■ **Task details**:
Can you pick up the bug report on reference counting in camel_multipart_get_part and continue it from the point where it stops?

■ **Supplied text**:
○ ○ ○ ○

GNOME Bugzilla – Bug 343683
camel_multipart_get_part has wrong reference counting
Last modified: 2018-12-11 06:34:57 UTC
It will not add a reference count, yet it's not declared as a const value. So people will probably unreference the instance. This would probably be incorrect, however. And can lead to rather strange debugging situations. static CamelMimePart * get_part (CamelMultipart *multipart, guint index) { GList *part; if (!(multipart->parts)) return NULL; part = g_list_nth (multipart->parts, index); if (part) return CAMEL_MIME_PART (part->data); else return NULL; } I'd say or make it a const, or add a reference.
Adding the reference by yourself, and unreferencing afterwards gives you these warnings at the camel_object_unref: camel-WARNING **: Trying to check junk data is OBJECT 'CamelObject' camel-CRITICAL **: camel_object_cast: assertion `check_magic(o, ctype, CAMEL_OBJECT_MAGIC)' failed camel-CRITICAL **: camel_object_is: assertion `o != NULL' failed camel-CRITICAL **: camel_object_ref: assertion `CAMEL_IS_OBJECT(o)' failed
Interestingly this is not-so for camel_folder_get_message which returns a CamelMessage (which inherits the CamelMimePart). It looks like you do have to unreference the message instance coming from camel_folder_get_message. Not sure if also destroying the parent folder of it will not destruct the message instance (the real used memory of it). It looks like CamelObject instance, however, still has a reference count of > 1 after it. But I have to check this using a unit test or something ...

○ ○ ○ ○

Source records
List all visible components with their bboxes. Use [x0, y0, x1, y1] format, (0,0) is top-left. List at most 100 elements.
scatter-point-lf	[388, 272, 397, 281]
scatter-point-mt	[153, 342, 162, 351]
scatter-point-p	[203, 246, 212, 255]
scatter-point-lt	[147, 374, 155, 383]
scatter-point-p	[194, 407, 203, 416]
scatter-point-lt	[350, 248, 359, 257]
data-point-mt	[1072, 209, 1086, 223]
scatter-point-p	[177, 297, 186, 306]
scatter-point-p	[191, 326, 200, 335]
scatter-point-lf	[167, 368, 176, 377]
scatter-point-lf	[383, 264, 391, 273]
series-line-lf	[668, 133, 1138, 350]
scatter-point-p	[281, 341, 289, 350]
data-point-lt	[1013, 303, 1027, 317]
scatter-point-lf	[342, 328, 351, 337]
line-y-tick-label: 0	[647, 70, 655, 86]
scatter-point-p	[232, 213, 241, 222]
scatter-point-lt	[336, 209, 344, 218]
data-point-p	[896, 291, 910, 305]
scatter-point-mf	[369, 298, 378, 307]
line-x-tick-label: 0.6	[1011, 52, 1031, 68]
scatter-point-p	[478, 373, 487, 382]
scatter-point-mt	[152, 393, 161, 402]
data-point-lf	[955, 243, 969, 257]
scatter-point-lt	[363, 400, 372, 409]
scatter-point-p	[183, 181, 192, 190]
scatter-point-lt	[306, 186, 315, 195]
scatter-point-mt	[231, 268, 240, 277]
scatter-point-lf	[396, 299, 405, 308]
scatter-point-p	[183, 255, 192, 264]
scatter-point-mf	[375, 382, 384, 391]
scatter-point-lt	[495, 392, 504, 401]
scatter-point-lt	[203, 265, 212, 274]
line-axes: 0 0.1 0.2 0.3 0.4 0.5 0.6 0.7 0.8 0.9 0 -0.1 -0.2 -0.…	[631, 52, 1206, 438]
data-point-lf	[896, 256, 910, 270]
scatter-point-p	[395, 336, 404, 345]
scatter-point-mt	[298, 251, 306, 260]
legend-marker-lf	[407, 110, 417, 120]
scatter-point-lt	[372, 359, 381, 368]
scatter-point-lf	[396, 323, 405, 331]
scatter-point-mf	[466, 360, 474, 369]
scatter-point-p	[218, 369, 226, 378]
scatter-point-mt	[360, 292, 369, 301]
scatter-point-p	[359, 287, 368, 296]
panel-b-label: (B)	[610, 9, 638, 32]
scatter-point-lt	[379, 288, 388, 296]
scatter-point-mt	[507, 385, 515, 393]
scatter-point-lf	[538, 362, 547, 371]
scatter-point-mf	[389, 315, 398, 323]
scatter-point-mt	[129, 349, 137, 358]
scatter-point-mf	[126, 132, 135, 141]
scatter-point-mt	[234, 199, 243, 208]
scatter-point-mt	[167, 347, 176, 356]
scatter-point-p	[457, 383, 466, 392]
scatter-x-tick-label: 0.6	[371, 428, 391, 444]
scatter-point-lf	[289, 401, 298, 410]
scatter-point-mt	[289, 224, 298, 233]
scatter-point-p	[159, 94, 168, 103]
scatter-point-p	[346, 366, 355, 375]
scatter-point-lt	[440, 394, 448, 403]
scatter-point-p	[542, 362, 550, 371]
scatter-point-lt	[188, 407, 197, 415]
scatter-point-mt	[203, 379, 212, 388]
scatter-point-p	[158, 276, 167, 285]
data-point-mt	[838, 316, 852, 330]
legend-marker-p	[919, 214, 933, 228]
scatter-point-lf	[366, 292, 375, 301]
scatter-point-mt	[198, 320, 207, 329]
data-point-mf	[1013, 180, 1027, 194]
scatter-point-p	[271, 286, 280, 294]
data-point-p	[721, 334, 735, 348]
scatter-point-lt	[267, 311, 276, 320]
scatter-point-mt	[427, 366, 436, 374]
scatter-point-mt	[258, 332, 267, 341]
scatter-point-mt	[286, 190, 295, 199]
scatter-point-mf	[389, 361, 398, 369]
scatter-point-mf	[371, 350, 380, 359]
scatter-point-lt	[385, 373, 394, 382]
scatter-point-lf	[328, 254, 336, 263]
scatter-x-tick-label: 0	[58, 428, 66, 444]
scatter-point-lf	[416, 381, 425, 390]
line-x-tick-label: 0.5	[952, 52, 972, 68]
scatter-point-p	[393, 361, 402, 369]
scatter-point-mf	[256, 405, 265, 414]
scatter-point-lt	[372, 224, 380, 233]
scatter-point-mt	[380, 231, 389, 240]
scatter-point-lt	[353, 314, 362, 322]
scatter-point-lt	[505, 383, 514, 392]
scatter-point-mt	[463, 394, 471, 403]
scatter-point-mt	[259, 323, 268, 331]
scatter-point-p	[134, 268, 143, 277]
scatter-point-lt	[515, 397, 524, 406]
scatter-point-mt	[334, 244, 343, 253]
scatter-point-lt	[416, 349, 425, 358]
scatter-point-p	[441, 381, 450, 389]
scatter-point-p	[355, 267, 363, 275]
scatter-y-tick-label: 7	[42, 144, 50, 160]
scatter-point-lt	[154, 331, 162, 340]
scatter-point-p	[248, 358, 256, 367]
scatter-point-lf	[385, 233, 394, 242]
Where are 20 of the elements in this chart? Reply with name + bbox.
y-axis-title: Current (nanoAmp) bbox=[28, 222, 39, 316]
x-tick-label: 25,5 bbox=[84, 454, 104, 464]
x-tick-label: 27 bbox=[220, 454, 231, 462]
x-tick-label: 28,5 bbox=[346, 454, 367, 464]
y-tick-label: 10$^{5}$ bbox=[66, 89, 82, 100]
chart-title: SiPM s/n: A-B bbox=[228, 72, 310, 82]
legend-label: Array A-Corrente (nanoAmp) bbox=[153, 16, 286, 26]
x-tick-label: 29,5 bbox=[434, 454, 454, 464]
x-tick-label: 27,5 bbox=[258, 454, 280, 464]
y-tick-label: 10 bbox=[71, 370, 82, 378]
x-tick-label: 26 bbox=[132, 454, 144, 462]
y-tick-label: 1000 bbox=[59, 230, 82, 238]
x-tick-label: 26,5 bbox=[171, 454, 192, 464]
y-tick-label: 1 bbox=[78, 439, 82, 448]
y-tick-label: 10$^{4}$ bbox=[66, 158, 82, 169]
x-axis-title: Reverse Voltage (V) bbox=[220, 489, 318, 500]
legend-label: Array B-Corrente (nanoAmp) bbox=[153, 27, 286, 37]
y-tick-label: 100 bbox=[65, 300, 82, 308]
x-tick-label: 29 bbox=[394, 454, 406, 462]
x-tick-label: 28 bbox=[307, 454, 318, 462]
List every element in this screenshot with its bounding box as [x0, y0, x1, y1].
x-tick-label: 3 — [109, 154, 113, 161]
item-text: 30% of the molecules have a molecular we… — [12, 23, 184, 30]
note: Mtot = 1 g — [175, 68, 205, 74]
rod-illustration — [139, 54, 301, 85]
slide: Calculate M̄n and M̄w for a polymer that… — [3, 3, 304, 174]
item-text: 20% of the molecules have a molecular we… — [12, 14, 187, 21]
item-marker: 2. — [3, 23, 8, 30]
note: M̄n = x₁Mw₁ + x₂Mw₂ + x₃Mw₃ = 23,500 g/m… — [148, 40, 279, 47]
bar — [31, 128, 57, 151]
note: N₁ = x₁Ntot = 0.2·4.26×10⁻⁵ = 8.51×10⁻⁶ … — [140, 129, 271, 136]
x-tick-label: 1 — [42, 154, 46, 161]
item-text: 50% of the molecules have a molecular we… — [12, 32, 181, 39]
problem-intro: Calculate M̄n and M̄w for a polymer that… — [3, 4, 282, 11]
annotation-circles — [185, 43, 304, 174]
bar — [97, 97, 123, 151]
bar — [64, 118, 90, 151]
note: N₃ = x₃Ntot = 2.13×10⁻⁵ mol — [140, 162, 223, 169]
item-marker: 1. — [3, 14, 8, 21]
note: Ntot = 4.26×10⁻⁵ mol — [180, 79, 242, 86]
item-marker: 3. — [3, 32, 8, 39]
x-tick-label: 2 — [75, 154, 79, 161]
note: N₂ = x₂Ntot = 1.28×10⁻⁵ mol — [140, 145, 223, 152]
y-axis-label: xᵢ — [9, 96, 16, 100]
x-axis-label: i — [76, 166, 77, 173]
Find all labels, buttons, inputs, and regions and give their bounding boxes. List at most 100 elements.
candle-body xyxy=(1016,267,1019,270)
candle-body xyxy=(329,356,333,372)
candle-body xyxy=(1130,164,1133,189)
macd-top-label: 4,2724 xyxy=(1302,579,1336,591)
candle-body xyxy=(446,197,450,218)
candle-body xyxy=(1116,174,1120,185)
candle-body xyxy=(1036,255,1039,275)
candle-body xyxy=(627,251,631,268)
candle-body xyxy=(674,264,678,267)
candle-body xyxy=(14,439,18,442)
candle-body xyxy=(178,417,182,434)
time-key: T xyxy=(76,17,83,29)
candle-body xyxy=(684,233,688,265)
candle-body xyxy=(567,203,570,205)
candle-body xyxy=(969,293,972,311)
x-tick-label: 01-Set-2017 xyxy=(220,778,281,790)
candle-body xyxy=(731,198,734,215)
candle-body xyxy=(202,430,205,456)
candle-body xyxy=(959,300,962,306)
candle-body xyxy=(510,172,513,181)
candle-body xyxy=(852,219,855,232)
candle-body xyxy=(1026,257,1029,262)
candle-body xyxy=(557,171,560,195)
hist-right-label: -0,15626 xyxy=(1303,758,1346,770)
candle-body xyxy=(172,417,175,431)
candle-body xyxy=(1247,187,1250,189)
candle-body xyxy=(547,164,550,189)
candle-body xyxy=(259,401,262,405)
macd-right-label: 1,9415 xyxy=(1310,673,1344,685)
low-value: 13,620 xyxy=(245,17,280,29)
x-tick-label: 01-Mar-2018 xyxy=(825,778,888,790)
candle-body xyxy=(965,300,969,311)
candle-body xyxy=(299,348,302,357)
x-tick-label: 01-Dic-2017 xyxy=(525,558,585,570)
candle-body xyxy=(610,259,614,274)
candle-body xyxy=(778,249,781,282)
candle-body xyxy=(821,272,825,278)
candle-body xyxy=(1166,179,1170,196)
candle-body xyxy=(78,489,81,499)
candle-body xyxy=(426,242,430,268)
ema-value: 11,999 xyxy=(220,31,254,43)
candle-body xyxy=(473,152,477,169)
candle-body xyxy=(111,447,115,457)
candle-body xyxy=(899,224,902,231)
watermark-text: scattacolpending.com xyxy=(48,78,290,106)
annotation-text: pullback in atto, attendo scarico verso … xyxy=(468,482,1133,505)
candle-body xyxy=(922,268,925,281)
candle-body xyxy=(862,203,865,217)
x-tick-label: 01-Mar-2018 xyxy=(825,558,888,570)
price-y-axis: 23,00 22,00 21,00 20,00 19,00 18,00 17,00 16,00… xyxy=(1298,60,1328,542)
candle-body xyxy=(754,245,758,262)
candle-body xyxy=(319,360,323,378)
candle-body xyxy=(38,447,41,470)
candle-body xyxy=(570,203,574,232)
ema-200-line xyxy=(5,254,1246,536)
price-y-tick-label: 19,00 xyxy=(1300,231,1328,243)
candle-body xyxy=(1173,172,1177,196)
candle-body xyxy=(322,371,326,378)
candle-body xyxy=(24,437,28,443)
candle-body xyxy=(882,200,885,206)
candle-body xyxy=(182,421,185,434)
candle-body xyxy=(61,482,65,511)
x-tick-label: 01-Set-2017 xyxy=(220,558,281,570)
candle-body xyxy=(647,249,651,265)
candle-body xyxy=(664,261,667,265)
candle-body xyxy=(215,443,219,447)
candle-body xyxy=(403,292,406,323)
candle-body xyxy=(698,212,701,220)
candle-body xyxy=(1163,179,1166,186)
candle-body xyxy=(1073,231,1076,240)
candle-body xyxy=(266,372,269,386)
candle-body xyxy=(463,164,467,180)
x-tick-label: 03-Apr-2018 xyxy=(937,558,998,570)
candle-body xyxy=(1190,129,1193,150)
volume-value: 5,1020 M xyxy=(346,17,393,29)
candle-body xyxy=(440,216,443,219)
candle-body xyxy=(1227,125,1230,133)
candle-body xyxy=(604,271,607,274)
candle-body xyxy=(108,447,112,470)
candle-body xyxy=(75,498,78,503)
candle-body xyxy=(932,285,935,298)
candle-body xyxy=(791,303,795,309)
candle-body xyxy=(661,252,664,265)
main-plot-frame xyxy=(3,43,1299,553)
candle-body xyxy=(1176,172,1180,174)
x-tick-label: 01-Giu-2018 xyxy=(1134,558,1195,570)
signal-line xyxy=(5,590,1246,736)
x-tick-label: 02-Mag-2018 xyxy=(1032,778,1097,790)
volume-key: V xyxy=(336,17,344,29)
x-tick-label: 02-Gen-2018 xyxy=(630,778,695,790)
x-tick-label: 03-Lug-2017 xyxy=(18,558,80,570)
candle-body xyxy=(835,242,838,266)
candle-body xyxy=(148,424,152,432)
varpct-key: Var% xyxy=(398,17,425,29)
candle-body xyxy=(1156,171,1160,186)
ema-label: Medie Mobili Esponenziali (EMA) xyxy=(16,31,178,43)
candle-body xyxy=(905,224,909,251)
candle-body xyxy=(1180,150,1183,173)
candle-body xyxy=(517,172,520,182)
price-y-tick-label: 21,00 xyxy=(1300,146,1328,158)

○ ○ ○ ○

■ **Answer to this problem**:
Thanks for a bug report. I'm closing this, in favor of the development comment: /** * camel_multipart_get_part: * @multipart: a #CamelMultipart object * @index: a zero-based index indicating the part to get * * Returns: (transfer none): the indicated subpart, or %NULL **/ Returning 'const' object would mean that the caller cannot modify it, which is not the intention of this function. Why you saw the runtime warnings I do not know, but it's a long time, where many changes had been done in Camel, one of the biggest is the move to GObject.